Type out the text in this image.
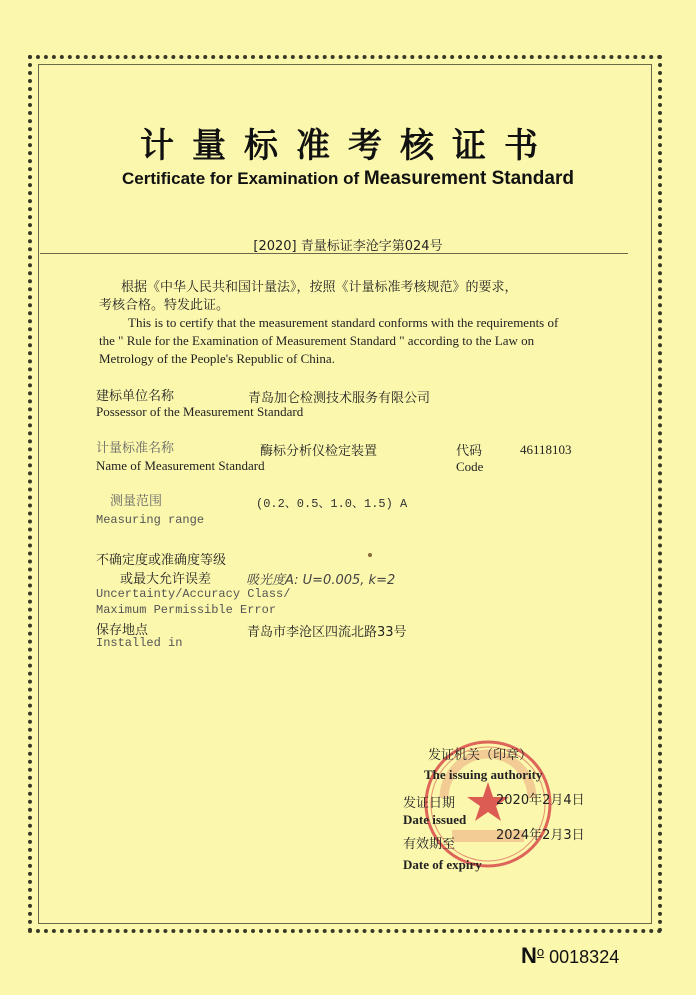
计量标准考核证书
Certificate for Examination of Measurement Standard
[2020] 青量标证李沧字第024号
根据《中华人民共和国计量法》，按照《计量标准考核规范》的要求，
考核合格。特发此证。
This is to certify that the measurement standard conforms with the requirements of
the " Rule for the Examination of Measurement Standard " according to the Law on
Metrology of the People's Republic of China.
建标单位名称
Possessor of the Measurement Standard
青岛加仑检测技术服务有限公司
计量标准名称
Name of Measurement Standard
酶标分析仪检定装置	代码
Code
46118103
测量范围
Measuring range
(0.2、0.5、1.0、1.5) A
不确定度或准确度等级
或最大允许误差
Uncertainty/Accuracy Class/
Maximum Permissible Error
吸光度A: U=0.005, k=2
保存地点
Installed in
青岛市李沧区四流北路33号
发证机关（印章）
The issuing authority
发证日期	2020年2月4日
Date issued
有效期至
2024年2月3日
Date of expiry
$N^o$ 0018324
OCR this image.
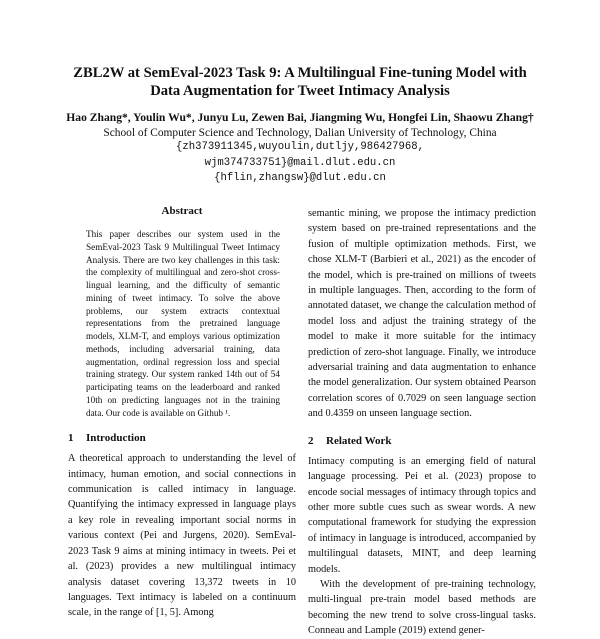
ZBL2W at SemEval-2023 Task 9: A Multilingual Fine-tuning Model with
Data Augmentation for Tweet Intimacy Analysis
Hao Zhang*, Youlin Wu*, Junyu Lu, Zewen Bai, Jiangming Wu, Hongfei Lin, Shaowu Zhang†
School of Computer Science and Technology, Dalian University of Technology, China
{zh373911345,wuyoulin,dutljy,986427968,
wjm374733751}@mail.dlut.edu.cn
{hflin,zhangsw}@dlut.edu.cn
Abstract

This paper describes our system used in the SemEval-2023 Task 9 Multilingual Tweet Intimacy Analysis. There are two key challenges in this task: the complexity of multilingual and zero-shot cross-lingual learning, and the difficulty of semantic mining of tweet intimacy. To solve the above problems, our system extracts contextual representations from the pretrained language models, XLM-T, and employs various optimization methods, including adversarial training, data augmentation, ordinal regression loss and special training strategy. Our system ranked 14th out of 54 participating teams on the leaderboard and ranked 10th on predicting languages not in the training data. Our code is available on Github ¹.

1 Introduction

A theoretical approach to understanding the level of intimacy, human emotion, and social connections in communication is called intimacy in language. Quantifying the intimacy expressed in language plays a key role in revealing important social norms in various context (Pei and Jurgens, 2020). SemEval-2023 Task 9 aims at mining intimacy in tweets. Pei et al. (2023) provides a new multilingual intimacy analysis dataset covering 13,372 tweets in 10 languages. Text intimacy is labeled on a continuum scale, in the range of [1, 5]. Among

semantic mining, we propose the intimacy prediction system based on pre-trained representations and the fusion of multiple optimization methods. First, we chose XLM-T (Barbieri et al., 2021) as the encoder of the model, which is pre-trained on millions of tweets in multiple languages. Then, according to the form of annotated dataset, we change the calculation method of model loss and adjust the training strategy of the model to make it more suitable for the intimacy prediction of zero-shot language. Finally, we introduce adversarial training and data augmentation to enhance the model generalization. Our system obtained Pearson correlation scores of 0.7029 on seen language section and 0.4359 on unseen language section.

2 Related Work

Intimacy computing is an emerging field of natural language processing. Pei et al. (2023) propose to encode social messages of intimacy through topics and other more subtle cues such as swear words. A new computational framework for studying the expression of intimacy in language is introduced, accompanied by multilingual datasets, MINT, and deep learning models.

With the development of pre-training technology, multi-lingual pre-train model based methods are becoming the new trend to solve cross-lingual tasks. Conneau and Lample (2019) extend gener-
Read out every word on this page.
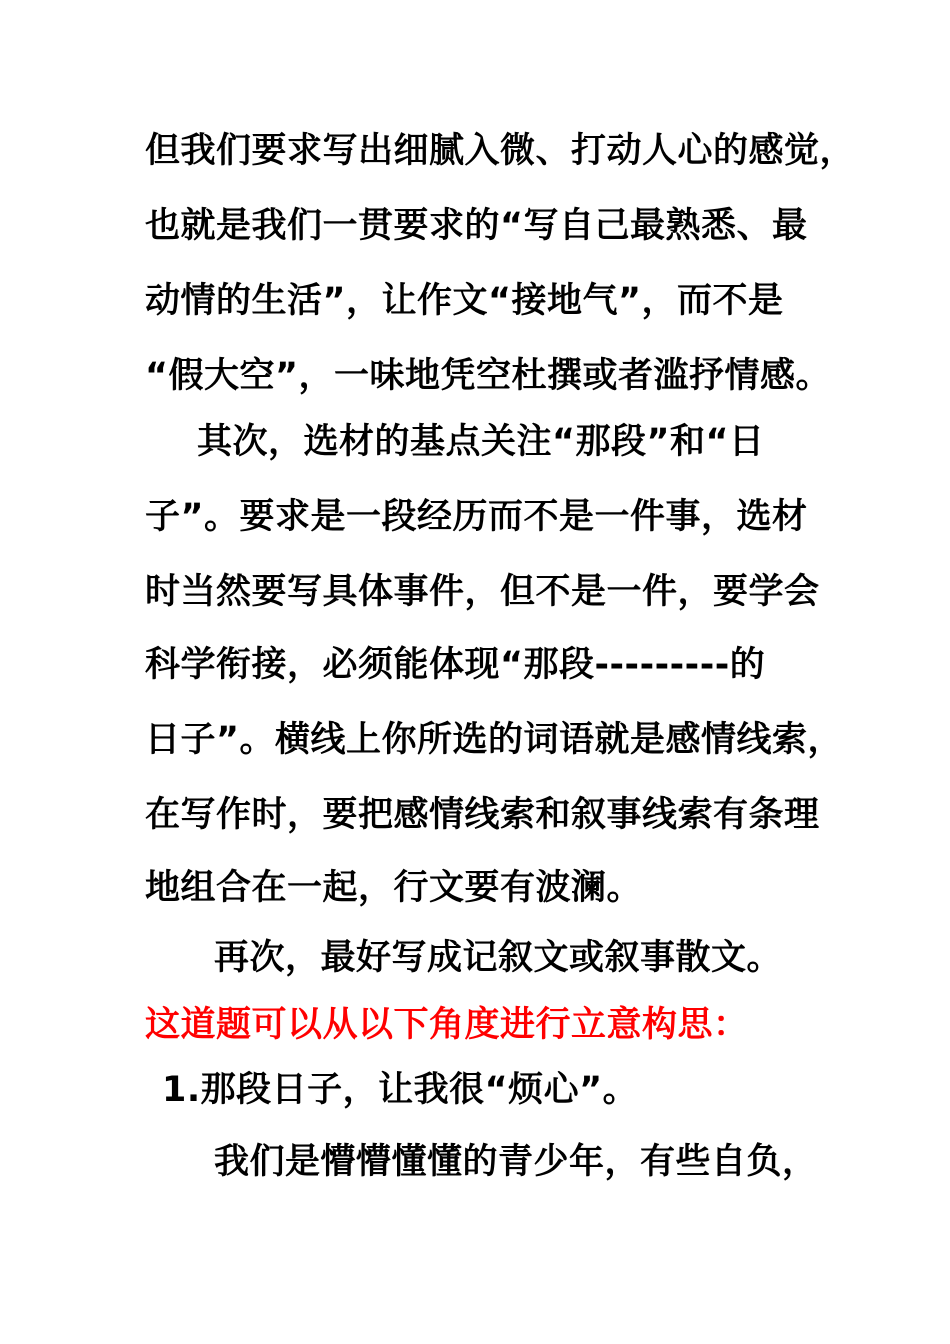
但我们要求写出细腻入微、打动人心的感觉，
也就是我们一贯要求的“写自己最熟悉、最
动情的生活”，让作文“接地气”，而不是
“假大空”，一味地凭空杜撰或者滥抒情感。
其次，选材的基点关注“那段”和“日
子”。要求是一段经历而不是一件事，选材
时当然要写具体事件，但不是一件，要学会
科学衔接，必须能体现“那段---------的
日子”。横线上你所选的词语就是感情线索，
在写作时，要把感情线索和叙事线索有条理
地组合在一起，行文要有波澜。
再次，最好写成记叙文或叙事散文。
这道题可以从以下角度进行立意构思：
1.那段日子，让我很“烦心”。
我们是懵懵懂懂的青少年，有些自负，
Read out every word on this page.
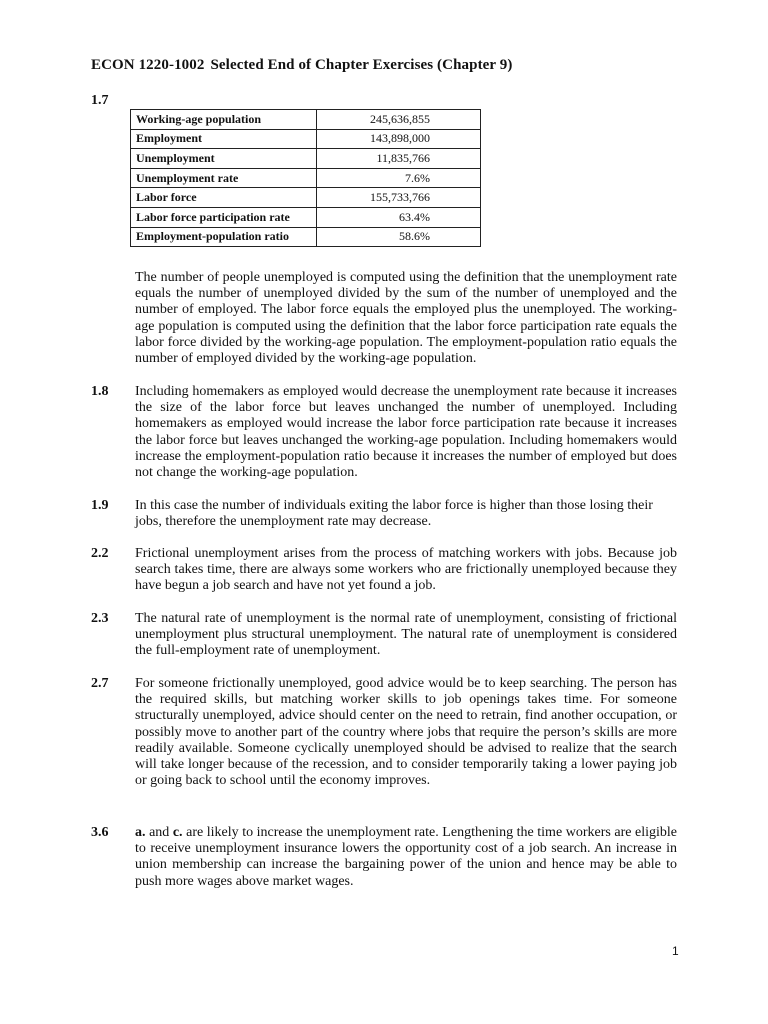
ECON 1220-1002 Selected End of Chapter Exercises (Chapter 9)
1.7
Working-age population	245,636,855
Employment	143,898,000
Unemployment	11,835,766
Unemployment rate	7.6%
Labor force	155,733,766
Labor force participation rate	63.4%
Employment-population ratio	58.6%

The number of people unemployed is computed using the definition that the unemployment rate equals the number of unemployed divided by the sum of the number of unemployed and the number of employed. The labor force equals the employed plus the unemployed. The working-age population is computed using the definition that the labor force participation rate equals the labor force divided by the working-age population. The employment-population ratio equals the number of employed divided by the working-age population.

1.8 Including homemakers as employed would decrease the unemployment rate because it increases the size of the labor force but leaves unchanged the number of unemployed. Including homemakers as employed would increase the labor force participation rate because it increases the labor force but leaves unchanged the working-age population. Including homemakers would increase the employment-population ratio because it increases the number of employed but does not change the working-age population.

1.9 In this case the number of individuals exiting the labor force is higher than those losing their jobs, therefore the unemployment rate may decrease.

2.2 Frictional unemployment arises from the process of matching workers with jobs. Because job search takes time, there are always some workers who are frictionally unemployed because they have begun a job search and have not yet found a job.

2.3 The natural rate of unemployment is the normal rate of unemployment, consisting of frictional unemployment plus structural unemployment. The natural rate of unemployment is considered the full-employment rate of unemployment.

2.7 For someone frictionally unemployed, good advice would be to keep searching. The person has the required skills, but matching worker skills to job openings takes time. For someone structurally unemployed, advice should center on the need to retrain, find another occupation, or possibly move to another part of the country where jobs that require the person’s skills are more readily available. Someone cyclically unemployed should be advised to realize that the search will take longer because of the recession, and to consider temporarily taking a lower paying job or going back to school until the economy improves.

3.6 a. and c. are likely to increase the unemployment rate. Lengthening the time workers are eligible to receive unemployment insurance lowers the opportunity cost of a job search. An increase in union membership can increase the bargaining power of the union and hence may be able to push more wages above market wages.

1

> [TASK PROMPT] Except for the pictures, reproduce every line exactly.

> [CORRECT OUTPUT]
Type out the text in this image.
计量标准考核证书
Certificate for Examination of Measurement Standard
[2020] 青量标证李沧字第024号
根据《中华人民共和国计量法》，按照《计量标准考核规范》的要求，
考核合格。特发此证。
This is to certify that the measurement standard conforms with the requirements of
the " Rule for the Examination of Measurement Standard " according to the Law on
Metrology of the People's Republic of China.
建标单位名称
Possessor of the Measurement Standard
青岛加仑检测技术服务有限公司
计量标准名称
Name of Measurement Standard
酶标分析仪检定装置	代码
Code
46118103
测量范围
Measuring range
(0.2、0.5、1.0、1.5) A
不确定度或准确度等级
或最大允许误差
Uncertainty/Accuracy Class/
Maximum Permissible Error
吸光度A: U=0.005, k=2
保存地点
Installed in
青岛市李沧区四流北路33号
发证机关（印章）
The issuing authority
发证日期	2020年2月4日
Date issued
有效期至
2024年2月3日
Date of expiry
$N^o$ 0018324
OCR this image.
ZBL2W at SemEval-2023 Task 9: A Multilingual Fine-tuning Model with
Data Augmentation for Tweet Intimacy Analysis
Hao Zhang*, Youlin Wu*, Junyu Lu, Zewen Bai, Jiangming Wu, Hongfei Lin, Shaowu Zhang†
School of Computer Science and Technology, Dalian University of Technology, China
{zh373911345,wuyoulin,dutljy,986427968,
wjm374733751}@mail.dlut.edu.cn
{hflin,zhangsw}@dlut.edu.cn
Abstract

This paper describes our system used in the SemEval-2023 Task 9 Multilingual Tweet Intimacy Analysis. There are two key challenges in this task: the complexity of multilingual and zero-shot cross-lingual learning, and the difficulty of semantic mining of tweet intimacy. To solve the above problems, our system extracts contextual representations from the pretrained language models, XLM-T, and employs various optimization methods, including adversarial training, data augmentation, ordinal regression loss and special training strategy. Our system ranked 14th out of 54 participating teams on the leaderboard and ranked 10th on predicting languages not in the training data. Our code is available on Github ¹.

1 Introduction

A theoretical approach to understanding the level of intimacy, human emotion, and social connections in communication is called intimacy in language. Quantifying the intimacy expressed in language plays a key role in revealing important social norms in various context (Pei and Jurgens, 2020). SemEval-2023 Task 9 aims at mining intimacy in tweets. Pei et al. (2023) provides a new multilingual intimacy analysis dataset covering 13,372 tweets in 10 languages. Text intimacy is labeled on a continuum scale, in the range of [1, 5]. Among

semantic mining, we propose the intimacy prediction system based on pre-trained representations and the fusion of multiple optimization methods. First, we chose XLM-T (Barbieri et al., 2021) as the encoder of the model, which is pre-trained on millions of tweets in multiple languages. Then, according to the form of annotated dataset, we change the calculation method of model loss and adjust the training strategy of the model to make it more suitable for the intimacy prediction of zero-shot language. Finally, we introduce adversarial training and data augmentation to enhance the model generalization. Our system obtained Pearson correlation scores of 0.7029 on seen language section and 0.4359 on unseen language section.

2 Related Work

Intimacy computing is an emerging field of natural language processing. Pei et al. (2023) propose to encode social messages of intimacy through topics and other more subtle cues such as swear words. A new computational framework for studying the expression of intimacy in language is introduced, accompanied by multilingual datasets, MINT, and deep learning models.

With the development of pre-training technology, multi-lingual pre-train model based methods are becoming the new trend to solve cross-lingual tasks. Conneau and Lample (2019) extend gener-
Read out every word on this page.
但我们要求写出细腻入微、打动人心的感觉，
也就是我们一贯要求的“写自己最熟悉、最
动情的生活”，让作文“接地气”，而不是
“假大空”，一味地凭空杜撰或者滥抒情感。
其次，选材的基点关注“那段”和“日
子”。要求是一段经历而不是一件事，选材
时当然要写具体事件，但不是一件，要学会
科学衔接，必须能体现“那段---------的
日子”。横线上你所选的词语就是感情线索，
在写作时，要把感情线索和叙事线索有条理
地组合在一起，行文要有波澜。
再次，最好写成记叙文或叙事散文。
这道题可以从以下角度进行立意构思：
1.那段日子，让我很“烦心”。
我们是懵懵懂懂的青少年，有些自负，
Read out every word on this page.
ECON 1220-1002 Selected End of Chapter Exercises (Chapter 9)
1.7
Working-age population	245,636,855
Employment	143,898,000
Unemployment	11,835,766
Unemployment rate	7.6%
Labor force	155,733,766
Labor force participation rate	63.4%
Employment-population ratio	58.6%

The number of people unemployed is computed using the definition that the unemployment rate equals the number of unemployed divided by the sum of the number of unemployed and the number of employed. The labor force equals the employed plus the unemployed. The working-age population is computed using the definition that the labor force participation rate equals the labor force divided by the working-age population. The employment-population ratio equals the number of employed divided by the working-age population.

1.8 Including homemakers as employed would decrease the unemployment rate because it increases the size of the labor force but leaves unchanged the number of unemployed. Including homemakers as employed would increase the labor force participation rate because it increases the labor force but leaves unchanged the working-age population. Including homemakers would increase the employment-population ratio because it increases the number of employed but does not change the working-age population.

1.9 In this case the number of individuals exiting the labor force is higher than those losing their jobs, therefore the unemployment rate may decrease.

2.2 Frictional unemployment arises from the process of matching workers with jobs. Because job search takes time, there are always some workers who are frictionally unemployed because they have begun a job search and have not yet found a job.

2.3 The natural rate of unemployment is the normal rate of unemployment, consisting of frictional unemployment plus structural unemployment. The natural rate of unemployment is considered the full-employment rate of unemployment.

2.7 For someone frictionally unemployed, good advice would be to keep searching. The person has the required skills, but matching worker skills to job openings takes time. For someone structurally unemployed, advice should center on the need to retrain, find another occupation, or possibly move to another part of the country where jobs that require the person’s skills are more readily available. Someone cyclically unemployed should be advised to realize that the search will take longer because of the recession, and to consider temporarily taking a lower paying job or going back to school until the economy improves.

3.6 a. and c. are likely to increase the unemployment rate. Lengthening the time workers are eligible to receive unemployment insurance lowers the opportunity cost of a job search. An increase in union membership can increase the bargaining power of the union and hence may be able to push more wages above market wages.

1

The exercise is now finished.